(Part of a data file)
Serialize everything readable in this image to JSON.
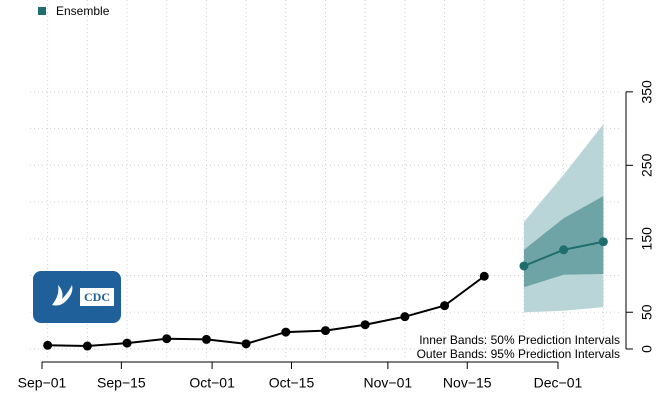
{
  "chart_data": {
    "type": "line",
    "legend": "top-left",
    "series": [
      {
        "color": "#000000",
        "x": [
          "Sep-02",
          "Sep-09",
          "Sep-16",
          "Sep-23",
          "Sep-30",
          "Oct-07",
          "Oct-14",
          "Oct-21",
          "Oct-28",
          "Nov-04",
          "Nov-11",
          "Nov-18"
        ],
        "values": [
          5,
          4,
          8,
          14,
          13,
          7,
          23,
          25,
          33,
          44,
          59,
          99
        ]
      },
      {
        "name": "Ensemble",
        "color": "#1f6e6e",
        "x": [
          "Nov-25",
          "Dec-02",
          "Dec-09"
        ],
        "values": [
          113,
          135,
          146
        ],
        "inner_band": {
          "color": "#6fa4a6",
          "lower": [
            84,
            101,
            102
          ],
          "upper": [
            135,
            178,
            208
          ]
        },
        "outer_band": {
          "color": "#bad5d7",
          "lower": [
            50,
            52,
            57
          ],
          "upper": [
            173,
            237,
            306
          ]
        }
      }
    ],
    "xticks": [
      "Sep−01",
      "Sep−15",
      "Oct−01",
      "Oct−15",
      "Nov−01",
      "Nov−15",
      "Dec−01"
    ],
    "ylim": [
      -15,
      475
    ],
    "yticks": [
      0,
      50,
      150,
      250,
      350
    ],
    "grid_yticks": [
      100,
      200,
      300
    ],
    "grid": true,
    "annotations": [
      "Inner Bands: 50% Prediction Intervals",
      "Outer Bands: 95% Prediction Intervals"
    ],
    "logo_text": "CDC"
  }
}
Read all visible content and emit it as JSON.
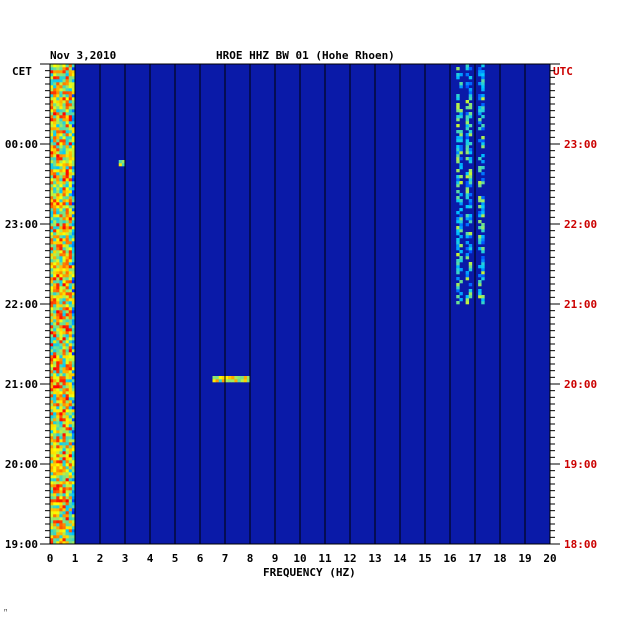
{
  "chart_data": {
    "type": "heatmap",
    "date": "Nov 3,2010",
    "title": "HROE HHZ BW 01 (Hohe Rhoen)",
    "left_axis_label": "CET",
    "right_axis_label": "UTC",
    "xlabel": "FREQUENCY (HZ)",
    "xlim": [
      0,
      20
    ],
    "x_ticks": [
      "0",
      "1",
      "2",
      "3",
      "4",
      "5",
      "6",
      "7",
      "8",
      "9",
      "10",
      "11",
      "12",
      "13",
      "14",
      "15",
      "16",
      "17",
      "18",
      "19",
      "20"
    ],
    "left_ticks": [
      "19:00",
      "20:00",
      "21:00",
      "22:00",
      "23:00",
      "00:00"
    ],
    "right_ticks": [
      "18:00",
      "19:00",
      "20:00",
      "21:00",
      "22:00",
      "23:00"
    ],
    "time_range_hours_utc": [
      18.0,
      24.0
    ],
    "colormap": [
      "#00008b",
      "#0000ff",
      "#00c8ff",
      "#ffff00",
      "#ff0000"
    ],
    "background_color": "#0a1aa8",
    "right_axis_color": "#cc0000",
    "features": [
      {
        "kind": "low_frequency_band",
        "freq_range_hz": [
          0.0,
          1.0
        ],
        "intensity": "high"
      },
      {
        "kind": "spectral_lines",
        "freq_hz": [
          16.3,
          16.7,
          17.2
        ],
        "utc_from": "21:00",
        "utc_to": "24:00",
        "intensity": "medium-high"
      },
      {
        "kind": "transient",
        "freq_range_hz": [
          6.4,
          7.9
        ],
        "utc": "20:03",
        "intensity": "high"
      },
      {
        "kind": "transient",
        "freq_range_hz": [
          2.7,
          2.9
        ],
        "utc": "22:45",
        "intensity": "medium"
      }
    ]
  },
  "footer_mark": "ᵸ"
}
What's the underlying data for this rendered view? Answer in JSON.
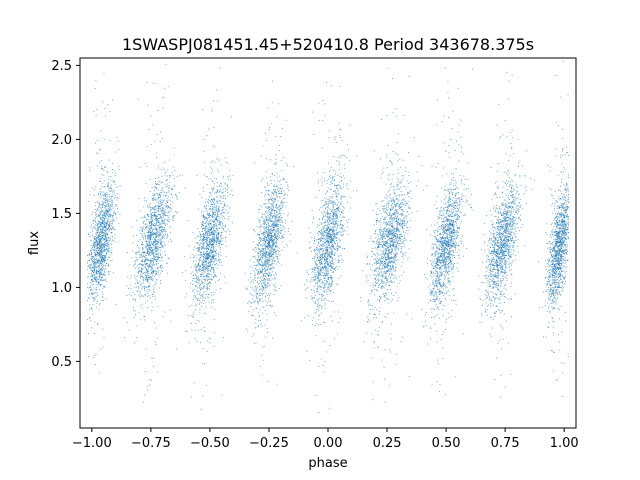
{
  "chart_data": {
    "type": "scatter",
    "title": "1SWASPJ081451.45+520410.8 Period 343678.375s",
    "xlabel": "phase",
    "ylabel": "flux",
    "xlim": [
      -1.05,
      1.05
    ],
    "ylim": [
      0.05,
      2.55
    ],
    "xticks": [
      -1.0,
      -0.75,
      -0.5,
      -0.25,
      0.0,
      0.25,
      0.5,
      0.75,
      1.0
    ],
    "xtick_labels": [
      "−1.00",
      "−0.75",
      "−0.50",
      "−0.25",
      "0.00",
      "0.25",
      "0.50",
      "0.75",
      "1.00"
    ],
    "yticks": [
      0.5,
      1.0,
      1.5,
      2.0,
      2.5
    ],
    "ytick_labels": [
      "0.5",
      "1.0",
      "1.5",
      "2.0",
      "2.5"
    ],
    "grid": false,
    "point_color": "#1f77b4",
    "clusters": [
      {
        "phase_center": -0.96,
        "phase_width": 0.06,
        "flux_center": 1.3,
        "flux_spread": 0.16
      },
      {
        "phase_center": -0.74,
        "phase_width": 0.08,
        "flux_center": 1.32,
        "flux_spread": 0.16
      },
      {
        "phase_center": -0.5,
        "phase_width": 0.07,
        "flux_center": 1.3,
        "flux_spread": 0.16
      },
      {
        "phase_center": -0.25,
        "phase_width": 0.07,
        "flux_center": 1.3,
        "flux_spread": 0.16
      },
      {
        "phase_center": 0.0,
        "phase_width": 0.07,
        "flux_center": 1.3,
        "flux_spread": 0.18
      },
      {
        "phase_center": 0.26,
        "phase_width": 0.08,
        "flux_center": 1.3,
        "flux_spread": 0.16
      },
      {
        "phase_center": 0.5,
        "phase_width": 0.07,
        "flux_center": 1.3,
        "flux_spread": 0.16
      },
      {
        "phase_center": 0.74,
        "phase_width": 0.07,
        "flux_center": 1.3,
        "flux_spread": 0.16
      },
      {
        "phase_center": 0.98,
        "phase_width": 0.05,
        "flux_center": 1.28,
        "flux_spread": 0.16
      }
    ]
  }
}
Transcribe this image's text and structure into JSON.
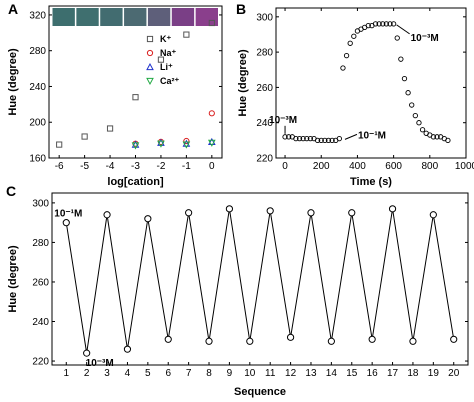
{
  "chart_data": [
    {
      "panel": "A",
      "type": "scatter",
      "xlabel": "log[cation]",
      "ylabel": "Hue (degree)",
      "xlim": [
        -6.4,
        0.4
      ],
      "ylim": [
        160,
        330
      ],
      "xticks": [
        "-6",
        "-5",
        "-4",
        "-3",
        "-2",
        "-1",
        "0"
      ],
      "yticks": [
        "160",
        "200",
        "240",
        "280",
        "320"
      ],
      "legend": "top-right",
      "swatches": [
        "#3d6e6e",
        "#3f6f6f",
        "#426c70",
        "#4c6a72",
        "#5e5f7a",
        "#7a3f86",
        "#8a3f8c"
      ],
      "series": [
        {
          "name": "K⁺",
          "marker": "square",
          "color": "#555555",
          "x": [
            -6,
            -5,
            -4,
            -3,
            -2,
            -1,
            0
          ],
          "y": [
            175,
            184,
            193,
            228,
            270,
            298,
            311
          ]
        },
        {
          "name": "Na⁺",
          "marker": "circle",
          "color": "#d92020",
          "x": [
            -3,
            -2,
            -1,
            0
          ],
          "y": [
            176,
            178,
            179,
            210
          ]
        },
        {
          "name": "Li⁺",
          "marker": "triangle-up",
          "color": "#2033cc",
          "x": [
            -3,
            -2,
            -1,
            0
          ],
          "y": [
            175,
            177,
            176,
            178
          ]
        },
        {
          "name": "Ca²⁺",
          "marker": "triangle-down",
          "color": "#22aa44",
          "x": [
            -3,
            -2,
            -1,
            0
          ],
          "y": [
            174,
            176,
            175,
            177
          ]
        }
      ]
    },
    {
      "panel": "B",
      "type": "scatter",
      "xlabel": "Time (s)",
      "ylabel": "Hue (degree)",
      "xlim": [
        -50,
        1000
      ],
      "ylim": [
        220,
        305
      ],
      "xticks": [
        "0",
        "200",
        "400",
        "600",
        "800",
        "1000"
      ],
      "yticks": [
        "220",
        "240",
        "260",
        "280",
        "300"
      ],
      "annotations": [
        {
          "text": "10⁻³M",
          "x": 0,
          "y": 232
        },
        {
          "text": "10⁻¹M",
          "x": 320,
          "y": 230
        },
        {
          "text": "10⁻³M",
          "x": 600,
          "y": 296
        }
      ],
      "series": [
        {
          "name": "",
          "x": [
            0,
            20,
            40,
            60,
            80,
            100,
            120,
            140,
            160,
            180,
            200,
            220,
            240,
            260,
            280,
            300,
            320,
            340,
            360,
            380,
            400,
            420,
            440,
            460,
            480,
            500,
            520,
            540,
            560,
            580,
            600,
            620,
            640,
            660,
            680,
            700,
            720,
            740,
            760,
            780,
            800,
            820,
            840,
            860,
            880,
            900
          ],
          "y": [
            232,
            232,
            232,
            231,
            231,
            231,
            231,
            231,
            231,
            230,
            230,
            230,
            230,
            230,
            230,
            231,
            271,
            278,
            285,
            289,
            292,
            293,
            294,
            295,
            295,
            296,
            296,
            296,
            296,
            296,
            296,
            288,
            276,
            265,
            257,
            250,
            244,
            240,
            236,
            234,
            233,
            232,
            232,
            232,
            231,
            230
          ]
        }
      ]
    },
    {
      "panel": "C",
      "type": "line",
      "xlabel": "Sequence",
      "ylabel": "Hue (degree)",
      "xlim": [
        0.3,
        20.7
      ],
      "ylim": [
        218,
        305
      ],
      "xticks": [
        "1",
        "2",
        "3",
        "4",
        "5",
        "6",
        "7",
        "8",
        "9",
        "10",
        "11",
        "12",
        "13",
        "14",
        "15",
        "16",
        "17",
        "18",
        "19",
        "20"
      ],
      "yticks": [
        "220",
        "240",
        "260",
        "280",
        "300"
      ],
      "annotations": [
        {
          "text": "10⁻¹M",
          "x": 1,
          "y": 290
        },
        {
          "text": "10⁻³M",
          "x": 2,
          "y": 224
        }
      ],
      "series": [
        {
          "name": "",
          "x": [
            1,
            2,
            3,
            4,
            5,
            6,
            7,
            8,
            9,
            10,
            11,
            12,
            13,
            14,
            15,
            16,
            17,
            18,
            19,
            20
          ],
          "y": [
            290,
            224,
            294,
            226,
            292,
            231,
            295,
            230,
            297,
            230,
            296,
            232,
            295,
            230,
            295,
            231,
            297,
            230,
            294,
            231
          ]
        }
      ]
    }
  ]
}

(Stated goal) Determine how many lines above contain "name" as a word or string. Give the number alone.

(Response to the task) 7